— Given problem —
Reproduce each line of the material precisely.

— Data to process —

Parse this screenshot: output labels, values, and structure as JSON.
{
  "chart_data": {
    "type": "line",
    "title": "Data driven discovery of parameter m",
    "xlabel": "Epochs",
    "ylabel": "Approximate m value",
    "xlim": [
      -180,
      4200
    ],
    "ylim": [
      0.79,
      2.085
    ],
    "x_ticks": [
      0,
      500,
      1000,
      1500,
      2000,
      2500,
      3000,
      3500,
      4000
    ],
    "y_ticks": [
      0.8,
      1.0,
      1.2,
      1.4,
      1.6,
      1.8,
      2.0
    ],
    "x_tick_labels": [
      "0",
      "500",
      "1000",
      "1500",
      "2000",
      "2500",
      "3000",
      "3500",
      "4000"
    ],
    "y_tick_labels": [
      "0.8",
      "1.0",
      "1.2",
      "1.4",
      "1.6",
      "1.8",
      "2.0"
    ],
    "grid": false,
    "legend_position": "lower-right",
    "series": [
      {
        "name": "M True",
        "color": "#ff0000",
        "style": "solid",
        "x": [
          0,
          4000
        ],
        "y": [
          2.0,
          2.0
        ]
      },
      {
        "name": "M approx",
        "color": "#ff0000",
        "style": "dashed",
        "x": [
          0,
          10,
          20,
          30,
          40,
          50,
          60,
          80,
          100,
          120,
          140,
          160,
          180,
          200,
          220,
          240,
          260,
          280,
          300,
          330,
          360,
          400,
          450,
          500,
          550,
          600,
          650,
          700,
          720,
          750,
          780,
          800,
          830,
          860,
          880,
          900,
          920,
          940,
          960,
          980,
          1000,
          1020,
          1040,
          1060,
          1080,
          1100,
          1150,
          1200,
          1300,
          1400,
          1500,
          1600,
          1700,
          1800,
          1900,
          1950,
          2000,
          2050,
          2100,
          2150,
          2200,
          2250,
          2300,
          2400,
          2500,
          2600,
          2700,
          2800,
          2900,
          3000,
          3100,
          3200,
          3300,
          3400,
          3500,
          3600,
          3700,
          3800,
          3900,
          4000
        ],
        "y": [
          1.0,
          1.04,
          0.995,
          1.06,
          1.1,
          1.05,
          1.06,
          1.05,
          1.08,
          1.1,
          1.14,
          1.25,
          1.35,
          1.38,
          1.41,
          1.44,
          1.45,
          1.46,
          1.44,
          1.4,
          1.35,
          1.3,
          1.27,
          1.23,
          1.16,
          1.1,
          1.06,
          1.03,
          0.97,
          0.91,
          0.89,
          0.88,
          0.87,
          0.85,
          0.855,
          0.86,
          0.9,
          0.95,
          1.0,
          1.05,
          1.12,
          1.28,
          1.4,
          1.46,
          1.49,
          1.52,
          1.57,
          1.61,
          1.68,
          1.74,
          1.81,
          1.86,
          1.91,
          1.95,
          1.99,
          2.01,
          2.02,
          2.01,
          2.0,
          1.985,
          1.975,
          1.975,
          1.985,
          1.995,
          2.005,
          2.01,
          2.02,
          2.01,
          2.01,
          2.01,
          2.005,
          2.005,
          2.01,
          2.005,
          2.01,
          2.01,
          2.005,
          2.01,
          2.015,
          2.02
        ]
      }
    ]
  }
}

— Exercise result —
Parse this screenshot: output labels, values, and structure as JSON.
{
  "chart_data": {
    "type": "line",
    "title": "Data driven discovery of parameter m",
    "xlabel": "Epochs",
    "ylabel": "Approximate m value",
    "xlim": [
      -180,
      4200
    ],
    "ylim": [
      0.79,
      2.085
    ],
    "x_ticks": [
      0,
      500,
      1000,
      1500,
      2000,
      2500,
      3000,
      3500,
      4000
    ],
    "y_ticks": [
      0.8,
      1.0,
      1.2,
      1.4,
      1.6,
      1.8,
      2.0
    ],
    "x_tick_labels": [
      "0",
      "500",
      "1000",
      "1500",
      "2000",
      "2500",
      "3000",
      "3500",
      "4000"
    ],
    "y_tick_labels": [
      "0.8",
      "1.0",
      "1.2",
      "1.4",
      "1.6",
      "1.8",
      "2.0"
    ],
    "grid": false,
    "legend_position": "lower-right",
    "series": [
      {
        "name": "M True",
        "color": "#ff0000",
        "style": "solid",
        "x": [
          0,
          4000
        ],
        "y": [
          2.0,
          2.0
        ]
      },
      {
        "name": "M approx",
        "color": "#ff0000",
        "style": "dashed",
        "x": [
          0,
          10,
          20,
          30,
          40,
          50,
          60,
          80,
          100,
          120,
          140,
          160,
          180,
          200,
          220,
          240,
          260,
          280,
          300,
          330,
          360,
          400,
          450,
          500,
          550,
          600,
          650,
          700,
          720,
          750,
          780,
          800,
          830,
          860,
          880,
          900,
          920,
          940,
          960,
          980,
          1000,
          1020,
          1040,
          1060,
          1080,
          1100,
          1150,
          1200,
          1300,
          1400,
          1500,
          1600,
          1700,
          1800,
          1900,
          1950,
          2000,
          2050,
          2100,
          2150,
          2200,
          2250,
          2300,
          2400,
          2500,
          2600,
          2700,
          2800,
          2900,
          3000,
          3100,
          3200,
          3300,
          3400,
          3500,
          3600,
          3700,
          3800,
          3900,
          4000
        ],
        "y": [
          1.0,
          1.04,
          0.995,
          1.06,
          1.1,
          1.05,
          1.06,
          1.05,
          1.08,
          1.1,
          1.14,
          1.25,
          1.35,
          1.38,
          1.41,
          1.44,
          1.45,
          1.46,
          1.44,
          1.4,
          1.35,
          1.3,
          1.27,
          1.23,
          1.16,
          1.1,
          1.06,
          1.03,
          0.97,
          0.91,
          0.89,
          0.88,
          0.87,
          0.85,
          0.855,
          0.86,
          0.9,
          0.95,
          1.0,
          1.05,
          1.12,
          1.28,
          1.4,
          1.46,
          1.49,
          1.52,
          1.57,
          1.61,
          1.68,
          1.74,
          1.81,
          1.86,
          1.91,
          1.95,
          1.99,
          2.01,
          2.02,
          2.01,
          2.0,
          1.985,
          1.975,
          1.975,
          1.985,
          1.995,
          2.005,
          2.01,
          2.02,
          2.01,
          2.01,
          2.01,
          2.005,
          2.005,
          2.01,
          2.005,
          2.01,
          2.01,
          2.005,
          2.01,
          2.015,
          2.02
        ]
      }
    ]
  }
}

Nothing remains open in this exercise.